Brief >>
Review the listing and copy each line that holds the word "brother".

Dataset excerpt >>
━━━━━━━━━━━━━━━━━━━━

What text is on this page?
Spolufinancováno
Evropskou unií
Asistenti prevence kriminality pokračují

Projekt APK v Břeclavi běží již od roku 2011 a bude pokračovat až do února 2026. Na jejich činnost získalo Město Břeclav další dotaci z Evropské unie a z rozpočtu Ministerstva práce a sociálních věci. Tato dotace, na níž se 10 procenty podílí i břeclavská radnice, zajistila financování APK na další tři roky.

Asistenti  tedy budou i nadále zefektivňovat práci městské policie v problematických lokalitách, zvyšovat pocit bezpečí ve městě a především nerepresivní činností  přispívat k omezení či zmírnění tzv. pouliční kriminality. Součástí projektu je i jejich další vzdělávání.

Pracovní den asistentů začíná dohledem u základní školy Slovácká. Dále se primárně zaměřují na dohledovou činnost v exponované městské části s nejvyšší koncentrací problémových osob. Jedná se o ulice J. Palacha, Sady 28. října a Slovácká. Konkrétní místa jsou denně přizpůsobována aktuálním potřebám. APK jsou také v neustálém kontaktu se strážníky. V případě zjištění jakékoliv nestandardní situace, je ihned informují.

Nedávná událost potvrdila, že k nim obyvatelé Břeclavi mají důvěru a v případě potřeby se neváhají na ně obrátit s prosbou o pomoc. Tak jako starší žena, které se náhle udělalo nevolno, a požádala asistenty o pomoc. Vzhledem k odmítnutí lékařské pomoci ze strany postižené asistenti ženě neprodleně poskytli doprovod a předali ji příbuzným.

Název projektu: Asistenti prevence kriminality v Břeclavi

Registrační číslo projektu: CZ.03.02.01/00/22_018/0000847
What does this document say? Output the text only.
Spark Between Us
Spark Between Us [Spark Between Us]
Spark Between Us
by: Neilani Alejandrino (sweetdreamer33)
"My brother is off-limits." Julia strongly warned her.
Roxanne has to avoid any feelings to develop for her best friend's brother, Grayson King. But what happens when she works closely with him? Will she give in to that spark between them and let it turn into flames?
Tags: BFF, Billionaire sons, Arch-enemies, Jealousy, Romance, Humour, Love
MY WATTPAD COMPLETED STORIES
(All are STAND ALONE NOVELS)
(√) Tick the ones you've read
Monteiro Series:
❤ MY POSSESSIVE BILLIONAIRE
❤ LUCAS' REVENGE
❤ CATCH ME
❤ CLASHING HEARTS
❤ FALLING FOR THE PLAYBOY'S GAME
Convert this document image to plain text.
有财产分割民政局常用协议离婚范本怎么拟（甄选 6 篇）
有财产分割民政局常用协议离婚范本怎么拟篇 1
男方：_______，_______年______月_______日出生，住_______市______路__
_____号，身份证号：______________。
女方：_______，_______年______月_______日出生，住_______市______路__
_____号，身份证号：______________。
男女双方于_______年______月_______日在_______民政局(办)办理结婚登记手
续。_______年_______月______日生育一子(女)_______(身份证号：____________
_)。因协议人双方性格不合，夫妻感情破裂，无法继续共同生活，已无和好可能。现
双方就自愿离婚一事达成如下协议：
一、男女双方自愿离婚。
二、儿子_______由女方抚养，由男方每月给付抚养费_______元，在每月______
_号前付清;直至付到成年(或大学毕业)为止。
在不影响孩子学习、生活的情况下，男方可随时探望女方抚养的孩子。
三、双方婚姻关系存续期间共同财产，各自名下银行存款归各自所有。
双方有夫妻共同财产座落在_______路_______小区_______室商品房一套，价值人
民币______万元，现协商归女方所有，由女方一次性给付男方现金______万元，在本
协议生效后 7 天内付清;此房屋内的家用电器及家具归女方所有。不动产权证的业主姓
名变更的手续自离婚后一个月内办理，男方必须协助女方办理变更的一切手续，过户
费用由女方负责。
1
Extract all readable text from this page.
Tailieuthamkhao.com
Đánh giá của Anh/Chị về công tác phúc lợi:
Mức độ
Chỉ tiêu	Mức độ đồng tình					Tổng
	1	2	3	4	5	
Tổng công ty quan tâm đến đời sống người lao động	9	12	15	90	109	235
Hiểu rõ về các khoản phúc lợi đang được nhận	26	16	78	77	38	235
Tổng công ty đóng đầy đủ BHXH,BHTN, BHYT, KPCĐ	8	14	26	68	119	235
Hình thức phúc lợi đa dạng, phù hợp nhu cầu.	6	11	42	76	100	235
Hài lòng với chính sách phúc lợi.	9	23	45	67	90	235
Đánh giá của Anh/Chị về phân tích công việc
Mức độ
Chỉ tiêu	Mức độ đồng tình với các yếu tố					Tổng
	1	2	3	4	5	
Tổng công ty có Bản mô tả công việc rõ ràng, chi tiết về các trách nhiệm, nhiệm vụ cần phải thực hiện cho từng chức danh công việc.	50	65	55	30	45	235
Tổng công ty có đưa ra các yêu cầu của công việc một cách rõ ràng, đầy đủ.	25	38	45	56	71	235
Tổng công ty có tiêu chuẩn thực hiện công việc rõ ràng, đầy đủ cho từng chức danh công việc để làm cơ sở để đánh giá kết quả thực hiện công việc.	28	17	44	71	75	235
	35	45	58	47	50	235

━━━━━━━━━━━━━━━━━━━━

Output for this exercise >>
"My brother is off-limits." Julia strongly warned her.
Roxanne has to avoid any feelings to develop for her best friend's brother, Grayson King. But what happens when she works closely with him? Will she give in to that spark between them and let it turn into flames?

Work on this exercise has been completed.